— Start —

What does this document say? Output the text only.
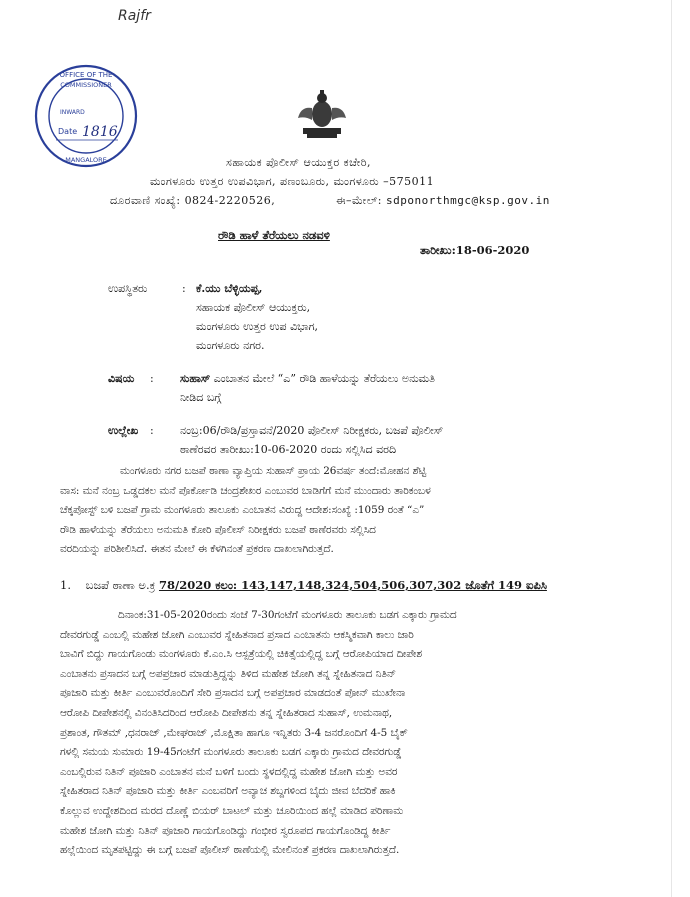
Rajfr
OFFICE OF THE
COMMISSIONER
MANGALORE
INWARD
Date 1816
ಸಹಾಯಕ ಪೊಲೀಸ್ ಆಯುಕ್ತರ ಕಚೇರಿ,
ಮಂಗಳೂರು ಉತ್ತರ ಉಪವಿಭಾಗ, ಪಣಂಬೂರು, ಮಂಗಳೂರು –575011
ದೂರವಾಣಿ ಸಂಖ್ಯೆ: 0824-2220526,	ಈ–ಮೇಲ್: sdponorthmgc@ksp.gov.in
ರೌಡಿ ಹಾಳೆ ತೆರೆಯಲು ನಡವಳಿ
ತಾರೀಖು:18-06-2020
ಉಪಸ್ಥಿತರು	: ಕೆ.ಯು ಬೆಳ್ಳಿಯಪ್ಪ,
ಸಹಾಯಕ ಪೊಲೀಸ್ ಆಯುಕ್ತರು,
ಮಂಗಳೂರು ಉತ್ತರ ಉಪ ವಿಭಾಗ,
ಮಂಗಳೂರು ನಗರ.
ವಿಷಯ : ಸುಹಾಸ್ ಎಂಬಾತನ ಮೇಲೆ “ಎ” ರೌಡಿ ಹಾಳೆಯನ್ನು ತೆರೆಯಲು ಅನುಮತಿ
ನೀಡಿದ ಬಗ್ಗೆ
ಉಲ್ಲೇಖ : ನಂಬ್ರ:06/ರೌಡಿ/ಪ್ರಸ್ತಾವನೆ/2020 ಪೊಲೀಸ್ ನಿರೀಕ್ಷಕರು, ಬಜಪೆ ಪೊಲೀಸ್
ಠಾಣೆರವರ ತಾರೀಖು:10-06-2020 ರಂದು ಸಲ್ಲಿಸಿದ ವರದಿ
ಮಂಗಳೂರು ನಗರ ಬಜಪೆ ಠಾಣಾ ವ್ಯಾಪ್ತಿಯ ಸುಹಾಸ್ ಪ್ರಾಯ 26ವರ್ಷ ತಂದೆ:ಮೋಹನ ಶೆಟ್ಟಿ
ವಾಸ: ಮನೆ ನಂಬ್ರ ಒಡ್ಡದಕಲ ಮನೆ ಪೊರ್ಕೋಡಿ ಚಂದ್ರಶೇಖರ ಎಂಬುವರ ಬಾಡಿಗೆಗೆ ಮನೆ ಮುಂದಾರು ತಾರಿಕಂಬಳ
ಚೆಕ್ಕಪೋಸ್ಟ್ ಬಳಿ ಬಜಪೆ ಗ್ರಾಮ ಮಂಗಳೂರು ತಾಲೂಕು ಎಂಬಾತನ ವಿರುದ್ದ ಆದೇಶ:ಸಂಖ್ಯೆ :1059 ರಂತೆ “ಎ”
ರೌಡಿ ಹಾಳೆಯನ್ನು ತೆರೆಯಲು ಅನುಮತಿ ಕೋರಿ ಪೊಲೀಸ್ ನಿರೀಕ್ಷಕರು ಬಜಪೆ ಠಾಣೆರವರು ಸಲ್ಲಿಸಿದ
ವರದಿಯನ್ನು ಪರಿಶೀಲಿಸಿದೆ. ಈತನ ಮೇಲೆ ಈ ಕೆಳಗಿನಂತೆ ಪ್ರಕರಣ ದಾಖಲಾಗಿರುತ್ತದೆ.
1. ಬಜಪೆ ಠಾಣಾ ಅ.ಕ್ರ 78/2020 ಕಲಂ: 143,147,148,324,504,506,307,302 ಜೊತೆಗೆ 149 ಐಪಿಸಿ
ದಿನಾಂಕ:31-05-2020ರಂದು ಸಂಜೆ 7-30ಗಂಟೆಗೆ ಮಂಗಳೂರು ತಾಲೂಕು ಬಡಗ ಎಕ್ಕಾರು ಗ್ರಾಮದ
ದೇವರಗುಡ್ಡೆ ಎಂಬಲ್ಲಿ ಮಹೇಶ ಜೋಗಿ ಎಂಬುವರ ಸ್ನೇಹಿತನಾದ ಪ್ರಸಾದ ಎಂಬಾತನು ಆಕಸ್ಮಿಕವಾಗಿ ಕಾಲು ಜಾರಿ
ಬಾವಿಗೆ ಬಿದ್ದು ಗಾಯಗೊಂಡು ಮಂಗಳೂರು ಕೆ.ಎಂ.ಸಿ ಆಸ್ಪತ್ರೆಯಲ್ಲಿ ಚಿಕಿತ್ಸೆಯಲ್ಲಿದ್ದ ಬಗ್ಗೆ ಆರೋಪಿಯಾದ ದೀಪೇಶ
ಎಂಬಾತನು ಪ್ರಸಾದನ ಬಗ್ಗೆ ಅಪಪ್ರಚಾರ ಮಾಡುತ್ತಿದ್ದನ್ನು ತಿಳಿದ ಮಹೇಶ ಜೋಗಿ ತನ್ನ ಸ್ನೇಹಿತನಾದ ನಿತಿನ್
ಪೂಜಾರಿ ಮತ್ತು ಕೀರ್ತಿ ಎಂಬುವರೊಂದಿಗೆ ಸೇರಿ ಪ್ರಸಾದನ ಬಗ್ಗೆ ಅಪಪ್ರಚಾರ ಮಾಡದಂತೆ ಪೋನ್ ಮುಖೇನಾ
ಆರೋಪಿ ದೀಪೇಶನಲ್ಲಿ ವಿನಂತಿಸಿದರಿಂದ ಆರೋಪಿ ದೀಪೇಶನು ತನ್ನ ಸ್ನೇಹಿತರಾದ ಸುಹಾಸ್, ಉಮನಾಥ,
ಪ್ರಶಾಂತ, ಗೌತಮ್ ,ಧನರಾಜ್ ,ಮೇಘರಾಜ್ ,ಮೊಕ್ಷಿತಾ ಹಾಗೂ ಇನ್ನಿತರು 3-4 ಜನರೊಂದಿಗೆ 4-5 ಬೈಕ್
ಗಳಲ್ಲಿ ಸಮಯ ಸುಮಾರು 19-45ಗಂಟೆಗೆ ಮಂಗಳೂರು ತಾಲೂಕು ಬಡಗ ಎಕ್ಕಾರು ಗ್ರಾಮದ ದೇವರಗುಡ್ಡೆ
ಎಂಬಲ್ಲಿರುವ ನಿತಿನ್ ಪೂಜಾರಿ ಎಂಬಾತನ ಮನೆ ಬಳಿಗೆ ಬಂದು ಸ್ಥಳದಲ್ಲಿದ್ದ ಮಹೇಶ ಜೋಗಿ ಮತ್ತು ಅವರ
ಸ್ನೇಹಿತರಾದ ನಿತಿನ್ ಪೂಜಾರಿ ಮತ್ತು ಕೀರ್ತಿ ಎಂಬವರಿಗೆ ಅವ್ಯಾಚ ಶಬ್ದಗಳಿಂದ ಬೈದು ಜೀವ ಬೆದರಿಕೆ ಹಾಕಿ
ಕೊಲ್ಲುವ ಉದ್ದೇಶದಿಂದ ಮರದ ದೊಣ್ಣೆ ಬಿಯರ್ ಬಾಟಲ್ ಮತ್ತು ಚೂರಿಯಿಂದ ಹಲ್ಲೆ ಮಾಡಿದ ಪರಿಣಾಮ
ಮಹೇಶ ಜೋಗಿ ಮತ್ತು ನಿತಿನ್ ಪೂಜಾರಿ ಗಾಯಗೊಂಡಿದ್ದು ಗಂಭೀರ ಸ್ವರೂಪದ ಗಾಯಗೊಂಡಿದ್ದ ಕೀರ್ತಿ
ಹಲ್ಲೆಯಿಂದ ಮೃತಪಟ್ಟಿದ್ದು ಈ ಬಗ್ಗೆ ಬಜಪೆ ಪೊಲೀಸ್ ಠಾಣೆಯಲ್ಲಿ ಮೇಲಿನಂತೆ ಪ್ರಕರಣ ದಾಖಲಾಗಿರುತ್ತದೆ.
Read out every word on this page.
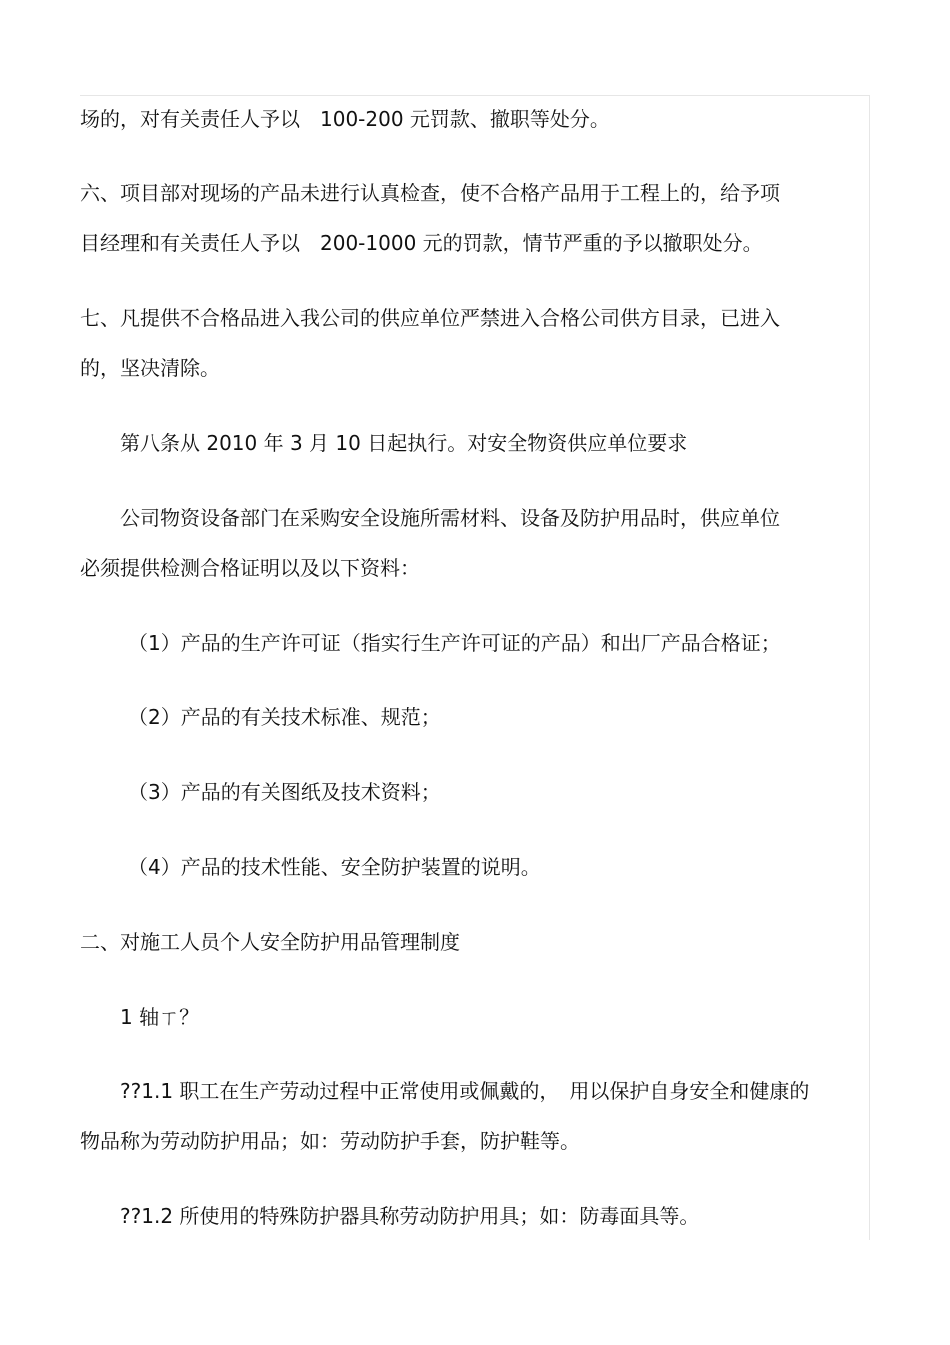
场的，对有关责任人予以　100-200 元罚款、撤职等处分。
六、项目部对现场的产品未进行认真检查，使不合格产品用于工程上的，给予项
目经理和有关责任人予以　200-1000 元的罚款，情节严重的予以撤职处分。
七、凡提供不合格品进入我公司的供应单位严禁进入合格公司供方目录，已进入
的，坚决清除。
第八条从 2010 年 3 月 10 日起执行。对安全物资供应单位要求
公司物资设备部门在采购安全设施所需材料、设备及防护用品时，供应单位
必须提供检测合格证明以及以下资料：
（1）产品的生产许可证（指实行生产许可证的产品）和出厂产品合格证；
（2）产品的有关技术标准、规范；
（3）产品的有关图纸及技术资料；
（4）产品的技术性能、安全防护装置的说明。
二、对施工人员个人安全防护用品管理制度
1 轴ㄒ？
??1.1 职工在生产劳动过程中正常使用或佩戴的，　用以保护自身安全和健康的
物品称为劳动防护用品；如：劳动防护手套，防护鞋等。
??1.2 所使用的特殊防护器具称劳动防护用具；如：防毒面具等。
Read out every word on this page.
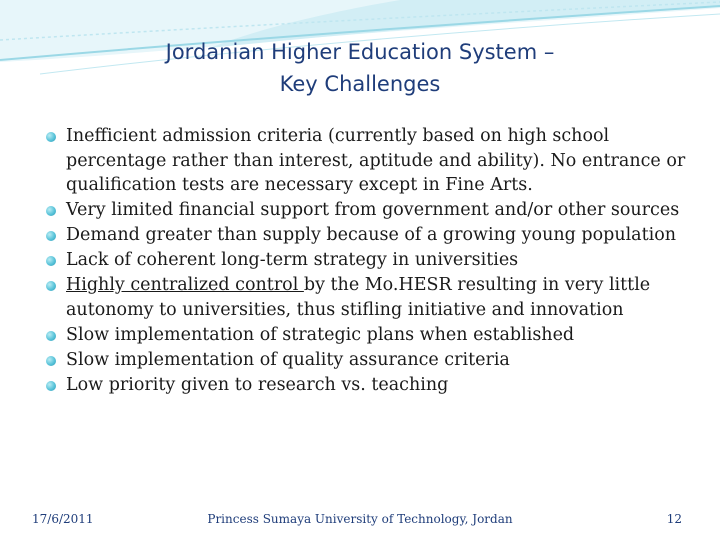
Jordanian Higher Education System –
Key Challenges
Inefficient admission criteria (currently based on high school percentage rather than interest, aptitude and ability). No entrance or qualification tests are necessary except in Fine Arts.
Very limited financial support from government and/or other sources
Demand greater than supply because of a growing young population
Lack of coherent long-term strategy in universities
Highly centralized control by the Mo.HESR resulting in very little autonomy to universities, thus stifling initiative and innovation
Slow implementation of strategic plans when established
Slow implementation of quality assurance criteria
Low priority given to research vs. teaching
Princess Sumaya University of Technology, Jordan
17/6/2011	12
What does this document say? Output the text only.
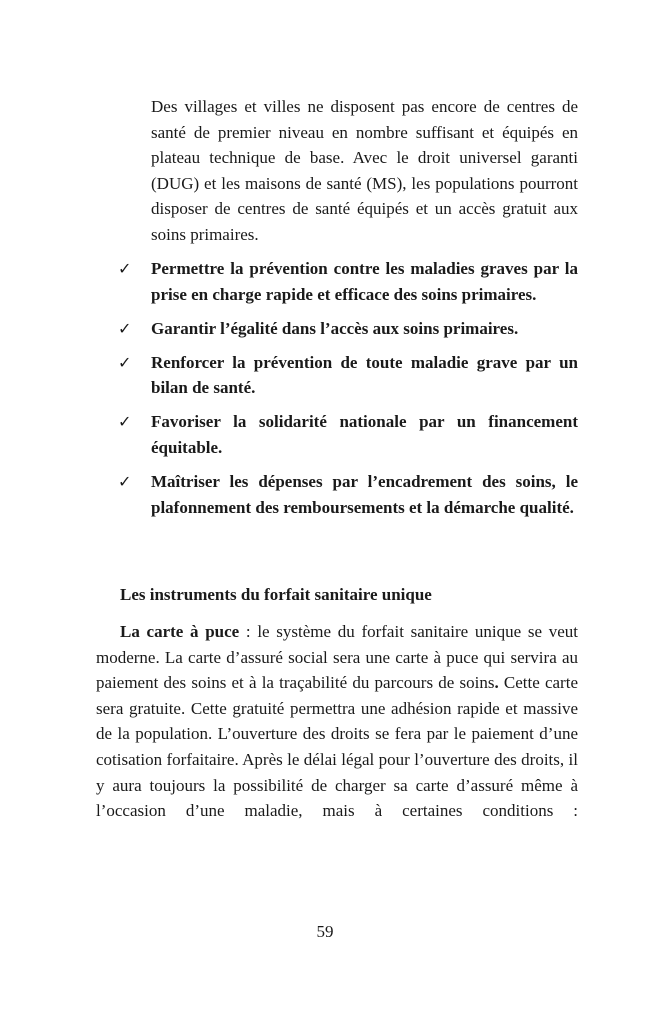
Des villages et villes ne disposent pas encore de centres de santé de premier niveau en nombre suffisant et équipés en plateau technique de base. Avec le droit universel garanti (DUG) et les maisons de santé (MS), les populations pourront disposer de centres de santé équipés et un accès gratuit aux soins primaires.

✓	Permettre la prévention contre les maladies graves par la prise en charge rapide et efficace des soins primaires.
✓	Garantir l’égalité dans l’accès aux soins primaires.
✓	Renforcer la prévention de toute maladie grave par un bilan de santé.
✓	Favoriser la solidarité nationale par un financement équitable.
✓	Maîtriser les dépenses par l’encadrement des soins, le plafonnement des remboursements et la démarche qualité.
Les instruments du forfait sanitaire unique

La carte à puce : le système du forfait sanitaire unique se veut moderne. La carte d’assuré social sera une carte à puce qui servira au paiement des soins et à la traçabilité du parcours de soins. Cette carte sera gratuite. Cette gratuité permettra une adhésion rapide et massive de la population. L’ouverture des droits se fera par le paiement d’une cotisation forfaitaire. Après le délai légal pour l’ouverture des droits, il y aura toujours la possibilité de charger sa carte d’assuré même à l’occasion d’une maladie, mais à certaines conditions :

59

— End —

Stated goal:
Identify and list each line with the word "Slow".

Written answer:
Slow implementation of strategic plans when established
Slow implementation of quality assurance criteria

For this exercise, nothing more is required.